* GIVEN PROBLEM:
Tally the lines of the data that include the word "current" and state the total, nothing else.
[Start]
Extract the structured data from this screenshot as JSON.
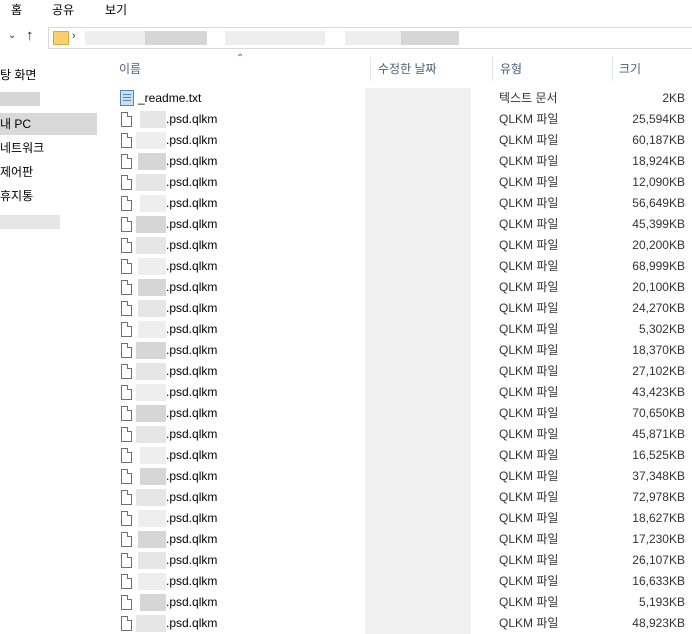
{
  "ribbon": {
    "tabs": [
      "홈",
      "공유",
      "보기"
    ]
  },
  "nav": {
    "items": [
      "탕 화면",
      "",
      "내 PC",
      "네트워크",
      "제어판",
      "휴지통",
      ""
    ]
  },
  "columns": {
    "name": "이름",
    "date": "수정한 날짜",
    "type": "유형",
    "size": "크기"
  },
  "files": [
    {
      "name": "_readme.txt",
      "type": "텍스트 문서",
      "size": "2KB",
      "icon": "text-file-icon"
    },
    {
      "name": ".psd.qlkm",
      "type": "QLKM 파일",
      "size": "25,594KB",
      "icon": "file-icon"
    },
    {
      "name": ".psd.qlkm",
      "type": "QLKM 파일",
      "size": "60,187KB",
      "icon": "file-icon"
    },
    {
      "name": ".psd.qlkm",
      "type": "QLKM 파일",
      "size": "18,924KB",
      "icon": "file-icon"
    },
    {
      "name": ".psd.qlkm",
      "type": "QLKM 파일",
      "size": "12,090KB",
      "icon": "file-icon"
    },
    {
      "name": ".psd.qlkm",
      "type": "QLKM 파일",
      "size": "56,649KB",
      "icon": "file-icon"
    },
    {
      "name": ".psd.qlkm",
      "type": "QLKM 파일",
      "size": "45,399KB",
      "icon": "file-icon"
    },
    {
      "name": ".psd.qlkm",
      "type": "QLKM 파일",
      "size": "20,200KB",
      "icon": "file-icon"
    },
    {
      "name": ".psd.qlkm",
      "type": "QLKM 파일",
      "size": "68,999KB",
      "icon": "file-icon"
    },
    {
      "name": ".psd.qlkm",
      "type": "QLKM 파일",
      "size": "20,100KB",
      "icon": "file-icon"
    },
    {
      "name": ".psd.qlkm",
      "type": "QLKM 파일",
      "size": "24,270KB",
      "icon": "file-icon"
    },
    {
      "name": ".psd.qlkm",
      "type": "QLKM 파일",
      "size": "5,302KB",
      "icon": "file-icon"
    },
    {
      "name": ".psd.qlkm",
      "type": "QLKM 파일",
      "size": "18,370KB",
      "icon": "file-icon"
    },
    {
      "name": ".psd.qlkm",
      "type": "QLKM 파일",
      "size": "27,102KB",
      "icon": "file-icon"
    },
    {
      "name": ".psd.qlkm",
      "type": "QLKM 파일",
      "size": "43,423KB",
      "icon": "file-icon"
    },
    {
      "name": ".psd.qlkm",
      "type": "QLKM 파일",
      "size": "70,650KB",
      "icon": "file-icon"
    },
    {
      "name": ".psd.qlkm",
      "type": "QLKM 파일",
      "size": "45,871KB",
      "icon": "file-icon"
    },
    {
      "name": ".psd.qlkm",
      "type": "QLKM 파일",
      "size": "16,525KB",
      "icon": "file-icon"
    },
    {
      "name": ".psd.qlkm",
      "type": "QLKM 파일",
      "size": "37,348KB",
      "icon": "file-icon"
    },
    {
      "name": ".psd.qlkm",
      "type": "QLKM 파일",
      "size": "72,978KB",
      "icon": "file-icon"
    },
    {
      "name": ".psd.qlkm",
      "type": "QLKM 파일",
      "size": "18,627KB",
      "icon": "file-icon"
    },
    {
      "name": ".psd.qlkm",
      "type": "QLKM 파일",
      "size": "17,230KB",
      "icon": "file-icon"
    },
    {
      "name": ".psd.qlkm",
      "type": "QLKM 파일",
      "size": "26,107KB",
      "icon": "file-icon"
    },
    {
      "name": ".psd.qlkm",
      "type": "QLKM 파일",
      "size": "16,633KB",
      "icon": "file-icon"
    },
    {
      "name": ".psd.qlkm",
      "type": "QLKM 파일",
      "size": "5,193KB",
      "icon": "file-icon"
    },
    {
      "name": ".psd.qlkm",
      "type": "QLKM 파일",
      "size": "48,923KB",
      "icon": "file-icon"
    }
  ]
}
[End]
[Start]
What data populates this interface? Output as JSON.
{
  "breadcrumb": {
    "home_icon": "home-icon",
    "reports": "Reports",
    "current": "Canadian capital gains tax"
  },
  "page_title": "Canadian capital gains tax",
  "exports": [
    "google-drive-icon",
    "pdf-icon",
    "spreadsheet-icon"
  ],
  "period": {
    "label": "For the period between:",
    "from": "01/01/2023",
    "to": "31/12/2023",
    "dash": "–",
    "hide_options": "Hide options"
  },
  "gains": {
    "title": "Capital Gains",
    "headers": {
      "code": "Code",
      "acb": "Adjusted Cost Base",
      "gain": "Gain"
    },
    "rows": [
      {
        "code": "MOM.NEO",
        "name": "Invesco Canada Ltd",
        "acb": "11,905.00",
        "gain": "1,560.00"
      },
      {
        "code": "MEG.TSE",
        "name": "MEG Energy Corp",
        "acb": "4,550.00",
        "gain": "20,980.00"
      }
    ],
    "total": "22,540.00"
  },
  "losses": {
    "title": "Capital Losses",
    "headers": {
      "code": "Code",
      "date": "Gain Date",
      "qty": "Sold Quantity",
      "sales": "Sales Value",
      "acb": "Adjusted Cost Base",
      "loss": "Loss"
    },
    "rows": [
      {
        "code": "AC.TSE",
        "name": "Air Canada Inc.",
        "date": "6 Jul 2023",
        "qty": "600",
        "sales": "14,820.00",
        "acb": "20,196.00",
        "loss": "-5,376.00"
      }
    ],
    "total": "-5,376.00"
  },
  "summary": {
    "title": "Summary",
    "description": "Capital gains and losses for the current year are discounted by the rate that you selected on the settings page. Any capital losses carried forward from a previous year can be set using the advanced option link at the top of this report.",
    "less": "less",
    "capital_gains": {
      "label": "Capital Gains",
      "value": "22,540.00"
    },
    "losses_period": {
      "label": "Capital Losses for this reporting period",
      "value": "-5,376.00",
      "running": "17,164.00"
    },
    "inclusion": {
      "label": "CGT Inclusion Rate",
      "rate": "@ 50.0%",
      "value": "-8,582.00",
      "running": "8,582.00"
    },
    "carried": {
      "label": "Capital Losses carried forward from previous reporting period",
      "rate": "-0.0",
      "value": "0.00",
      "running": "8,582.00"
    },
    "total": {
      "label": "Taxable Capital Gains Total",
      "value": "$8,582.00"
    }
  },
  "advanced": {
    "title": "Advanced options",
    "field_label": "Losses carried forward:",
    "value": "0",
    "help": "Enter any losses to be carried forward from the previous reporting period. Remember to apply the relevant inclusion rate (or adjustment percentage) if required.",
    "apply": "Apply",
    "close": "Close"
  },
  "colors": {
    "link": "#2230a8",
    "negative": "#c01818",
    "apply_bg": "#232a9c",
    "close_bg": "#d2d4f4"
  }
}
[End]
* THE COMPLETED TASK:
2